Task goal -> Gather, from the data below, each line in which the word "giữa" occurs.

Records ->

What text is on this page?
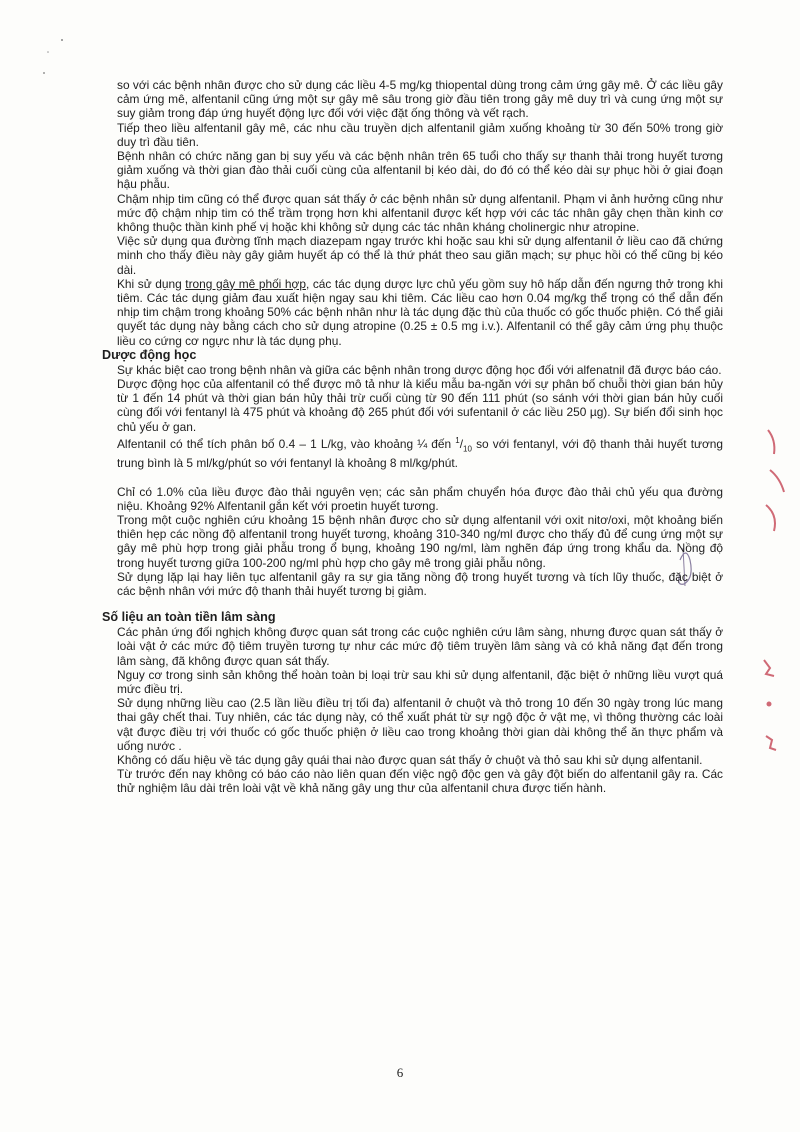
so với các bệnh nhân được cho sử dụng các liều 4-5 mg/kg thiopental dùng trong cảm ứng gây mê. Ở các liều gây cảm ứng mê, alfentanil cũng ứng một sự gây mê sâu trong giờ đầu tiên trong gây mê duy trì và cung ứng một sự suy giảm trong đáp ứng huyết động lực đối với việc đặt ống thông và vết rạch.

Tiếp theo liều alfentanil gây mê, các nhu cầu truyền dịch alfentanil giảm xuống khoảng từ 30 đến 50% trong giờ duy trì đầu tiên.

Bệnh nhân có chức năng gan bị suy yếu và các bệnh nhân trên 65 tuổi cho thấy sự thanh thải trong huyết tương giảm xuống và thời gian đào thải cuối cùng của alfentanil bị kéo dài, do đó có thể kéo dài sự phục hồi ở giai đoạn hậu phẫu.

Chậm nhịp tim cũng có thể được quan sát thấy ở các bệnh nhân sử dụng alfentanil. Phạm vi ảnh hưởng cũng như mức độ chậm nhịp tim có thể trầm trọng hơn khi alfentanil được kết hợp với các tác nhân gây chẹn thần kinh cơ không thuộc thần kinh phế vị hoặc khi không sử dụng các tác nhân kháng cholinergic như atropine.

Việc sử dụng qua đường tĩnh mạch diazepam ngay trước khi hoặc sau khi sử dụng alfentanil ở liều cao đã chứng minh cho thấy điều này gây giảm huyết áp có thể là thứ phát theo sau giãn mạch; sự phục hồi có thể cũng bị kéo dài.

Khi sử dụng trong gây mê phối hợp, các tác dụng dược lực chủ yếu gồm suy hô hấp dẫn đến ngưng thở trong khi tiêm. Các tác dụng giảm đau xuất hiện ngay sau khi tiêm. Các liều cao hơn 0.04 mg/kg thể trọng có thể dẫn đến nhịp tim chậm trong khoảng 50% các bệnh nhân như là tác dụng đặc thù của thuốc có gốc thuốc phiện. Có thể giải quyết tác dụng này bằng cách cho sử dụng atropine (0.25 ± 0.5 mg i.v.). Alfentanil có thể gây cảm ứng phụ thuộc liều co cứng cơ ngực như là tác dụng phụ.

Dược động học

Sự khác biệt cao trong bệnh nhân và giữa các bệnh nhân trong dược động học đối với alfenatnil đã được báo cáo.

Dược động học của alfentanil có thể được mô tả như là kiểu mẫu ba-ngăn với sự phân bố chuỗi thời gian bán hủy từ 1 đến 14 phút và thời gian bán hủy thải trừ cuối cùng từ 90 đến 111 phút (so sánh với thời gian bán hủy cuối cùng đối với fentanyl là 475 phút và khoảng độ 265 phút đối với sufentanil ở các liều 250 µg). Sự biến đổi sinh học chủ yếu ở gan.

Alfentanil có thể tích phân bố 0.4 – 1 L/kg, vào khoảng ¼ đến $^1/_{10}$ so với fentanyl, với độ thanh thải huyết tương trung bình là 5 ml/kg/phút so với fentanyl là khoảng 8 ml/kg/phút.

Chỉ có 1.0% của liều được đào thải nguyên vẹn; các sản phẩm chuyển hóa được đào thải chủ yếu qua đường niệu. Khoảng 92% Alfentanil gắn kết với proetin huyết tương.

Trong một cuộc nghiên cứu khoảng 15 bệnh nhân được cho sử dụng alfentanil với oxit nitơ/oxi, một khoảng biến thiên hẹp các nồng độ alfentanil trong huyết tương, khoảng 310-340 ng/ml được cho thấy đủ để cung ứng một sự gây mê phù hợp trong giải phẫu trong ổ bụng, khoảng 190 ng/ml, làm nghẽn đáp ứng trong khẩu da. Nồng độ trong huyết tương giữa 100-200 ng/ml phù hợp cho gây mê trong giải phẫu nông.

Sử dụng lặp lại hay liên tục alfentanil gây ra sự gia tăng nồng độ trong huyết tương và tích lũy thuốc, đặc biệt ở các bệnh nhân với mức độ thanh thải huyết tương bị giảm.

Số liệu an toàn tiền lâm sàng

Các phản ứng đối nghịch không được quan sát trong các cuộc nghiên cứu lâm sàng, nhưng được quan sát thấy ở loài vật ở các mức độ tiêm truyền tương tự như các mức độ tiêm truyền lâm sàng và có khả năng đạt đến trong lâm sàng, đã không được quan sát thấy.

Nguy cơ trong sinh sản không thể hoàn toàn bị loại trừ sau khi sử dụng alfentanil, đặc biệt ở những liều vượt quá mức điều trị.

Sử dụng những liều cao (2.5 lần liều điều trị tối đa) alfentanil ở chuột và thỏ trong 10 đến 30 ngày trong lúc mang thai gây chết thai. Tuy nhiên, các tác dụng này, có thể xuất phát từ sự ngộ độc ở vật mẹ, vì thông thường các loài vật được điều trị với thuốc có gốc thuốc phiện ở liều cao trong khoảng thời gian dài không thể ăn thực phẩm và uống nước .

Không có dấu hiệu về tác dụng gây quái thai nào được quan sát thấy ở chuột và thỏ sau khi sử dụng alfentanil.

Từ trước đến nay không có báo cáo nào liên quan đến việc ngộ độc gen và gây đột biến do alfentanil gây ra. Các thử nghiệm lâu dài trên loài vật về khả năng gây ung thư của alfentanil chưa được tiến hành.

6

...

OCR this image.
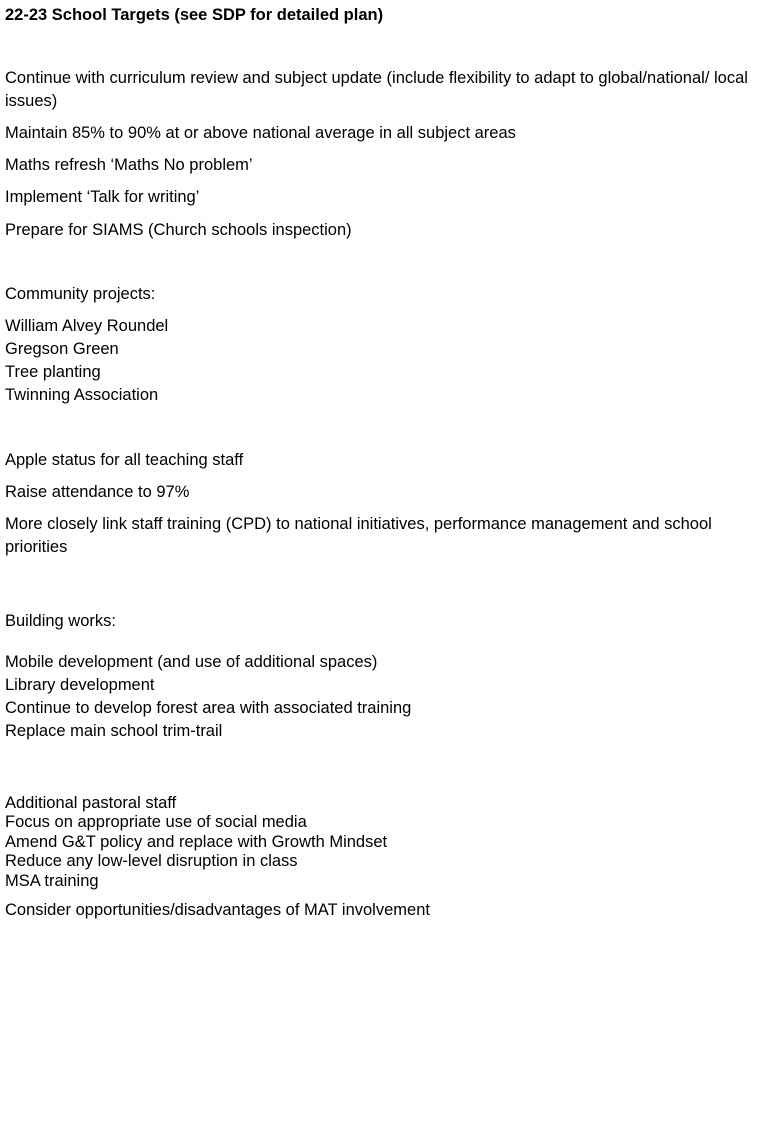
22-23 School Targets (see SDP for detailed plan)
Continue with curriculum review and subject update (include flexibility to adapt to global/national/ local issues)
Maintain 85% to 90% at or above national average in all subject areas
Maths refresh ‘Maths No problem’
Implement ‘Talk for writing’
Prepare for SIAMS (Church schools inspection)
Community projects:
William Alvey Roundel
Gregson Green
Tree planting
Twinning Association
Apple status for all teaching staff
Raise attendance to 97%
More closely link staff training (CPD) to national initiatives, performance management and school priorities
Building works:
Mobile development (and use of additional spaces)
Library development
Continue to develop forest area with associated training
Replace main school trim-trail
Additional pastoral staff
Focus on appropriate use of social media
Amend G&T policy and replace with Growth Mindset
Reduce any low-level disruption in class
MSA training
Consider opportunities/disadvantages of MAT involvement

Task answer ->
Sự khác biệt cao trong bệnh nhân và giữa các bệnh nhân trong dược động học đối với alfenatnil đã được báo cáo.
Trong một cuộc nghiên cứu khoảng 15 bệnh nhân được cho sử dụng alfentanil với oxit nitơ/oxi, một khoảng biến thiên hẹp các nồng độ alfentanil trong huyết tương, khoảng 310-340 ng/ml được cho thấy đủ để cung ứng một sự gây mê phù hợp trong giải phẫu trong ổ bụng, khoảng 190 ng/ml, làm nghẽn đáp ứng trong khẩu da. Nồng độ trong huyết tương giữa 100-200 ng/ml phù hợp cho gây mê trong giải phẫu nông.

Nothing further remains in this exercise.